**Task prompt**
Pictures don't belong in the copy; print all the records exactly.

[Collected data]
........

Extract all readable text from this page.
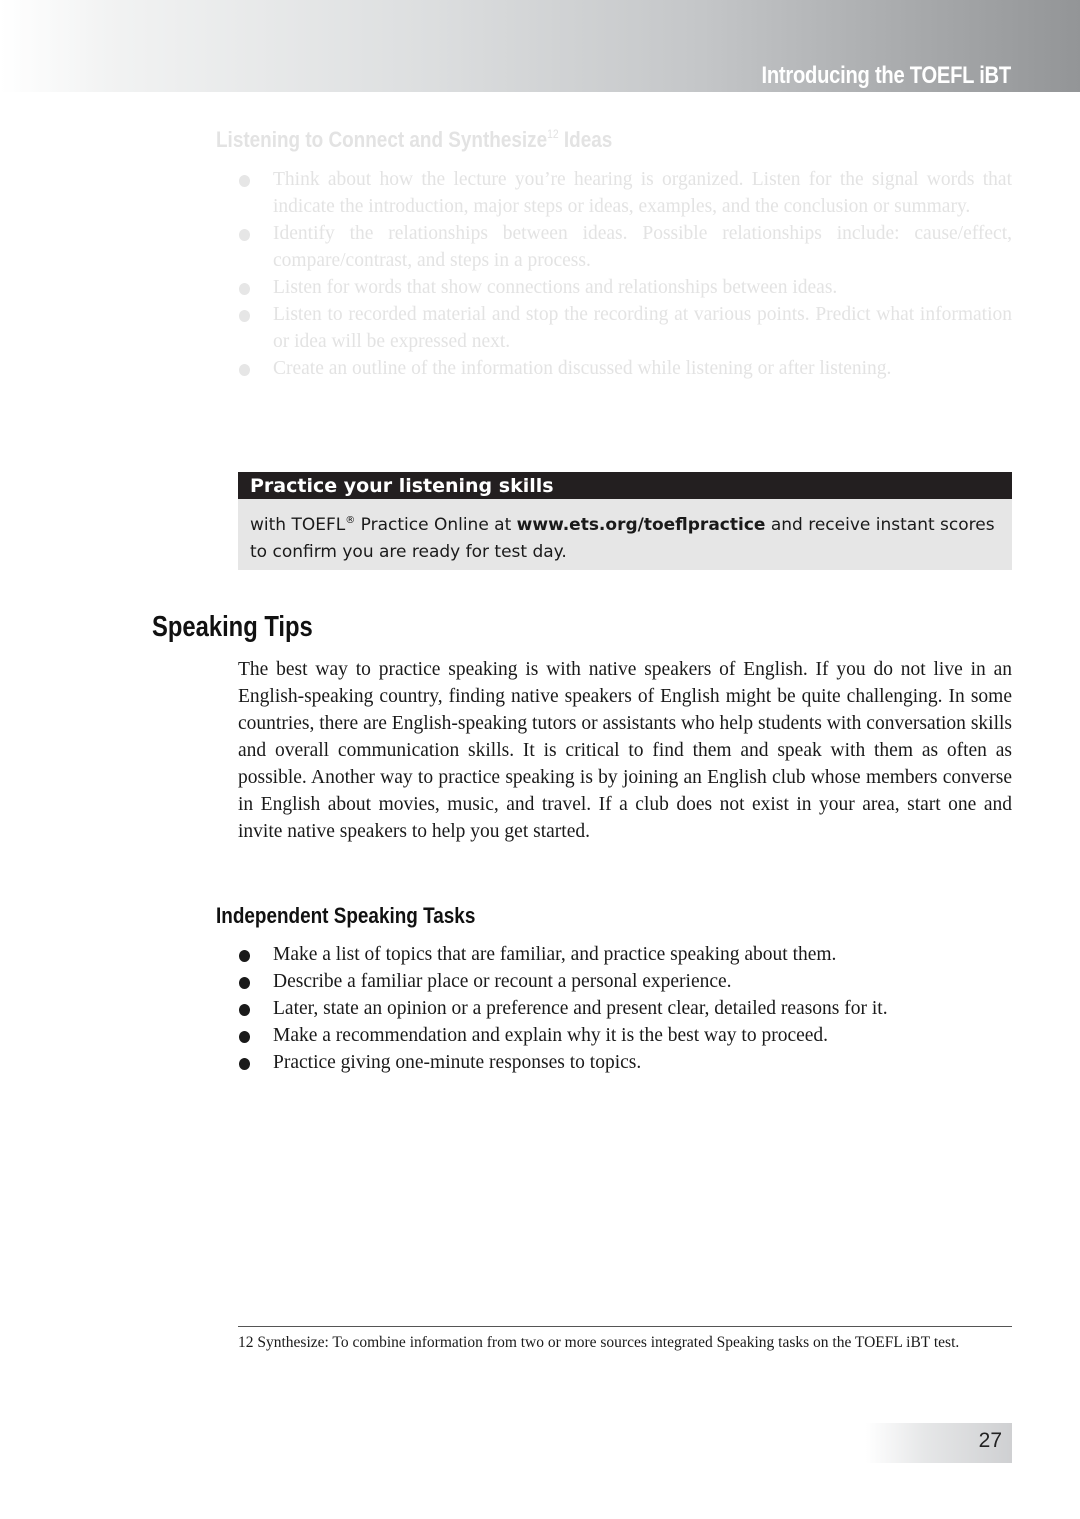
Introducing the TOEFL iBT
Listening to Connect and Synthesize$^{12}$ Ideas
Think about how the lecture you’re hearing is organized. Listen for the signal words that indicate the introduction, major steps or ideas, examples, and the conclusion or summary.
Identify the relationships between ideas. Possible relationships include: cause/effect, compare/contrast, and steps in a process.
Listen for words that show connections and relationships between ideas.
Listen to recorded material and stop the recording at various points. Predict what information or idea will be expressed next.
Create an outline of the information discussed while listening or after listening.
Practice your listening skills
with TOEFL® Practice Online at www.ets.org/toeflpractice and receive instant scores to confirm you are ready for test day.
Speaking Tips

The best way to practice speaking is with native speakers of English. If you do not live in an English-speaking country, finding native speakers of English might be quite challenging. In some countries, there are English-speaking tutors or assistants who help students with conversation skills and overall communication skills. It is critical to find them and speak with them as often as possible. Another way to practice speaking is by joining an English club whose members converse in English about movies, music, and travel. If a club does not exist in your area, start one and invite native speakers to help you get started.

Independent Speaking Tasks
Make a list of topics that are familiar, and practice speaking about them.
Describe a familiar place or recount a personal experience.
Later, state an opinion or a preference and present clear, detailed reasons for it.
Make a recommendation and explain why it is the best way to proceed.
Practice giving one-minute responses to topics.

12 Synthesize: To combine information from two or more sources integrated Speaking tasks on the TOEFL iBT test.

27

........

**Solved exercise**
Extract all readable text from this page.
Introducing the TOEFL iBT
Listening to Connect and Synthesize$^{12}$ Ideas
Think about how the lecture you’re hearing is organized. Listen for the signal words that indicate the introduction, major steps or ideas, examples, and the conclusion or summary.
Identify the relationships between ideas. Possible relationships include: cause/effect, compare/contrast, and steps in a process.
Listen for words that show connections and relationships between ideas.
Listen to recorded material and stop the recording at various points. Predict what information or idea will be expressed next.
Create an outline of the information discussed while listening or after listening.
Practice your listening skills
with TOEFL® Practice Online at www.ets.org/toeflpractice and receive instant scores to confirm you are ready for test day.
Speaking Tips

The best way to practice speaking is with native speakers of English. If you do not live in an English-speaking country, finding native speakers of English might be quite challenging. In some countries, there are English-speaking tutors or assistants who help students with conversation skills and overall communication skills. It is critical to find them and speak with them as often as possible. Another way to practice speaking is by joining an English club whose members converse in English about movies, music, and travel. If a club does not exist in your area, start one and invite native speakers to help you get started.

Independent Speaking Tasks
Make a list of topics that are familiar, and practice speaking about them.
Describe a familiar place or recount a personal experience.
Later, state an opinion or a preference and present clear, detailed reasons for it.
Make a recommendation and explain why it is the best way to proceed.
Practice giving one-minute responses to topics.

12 Synthesize: To combine information from two or more sources integrated Speaking tasks on the TOEFL iBT test.

27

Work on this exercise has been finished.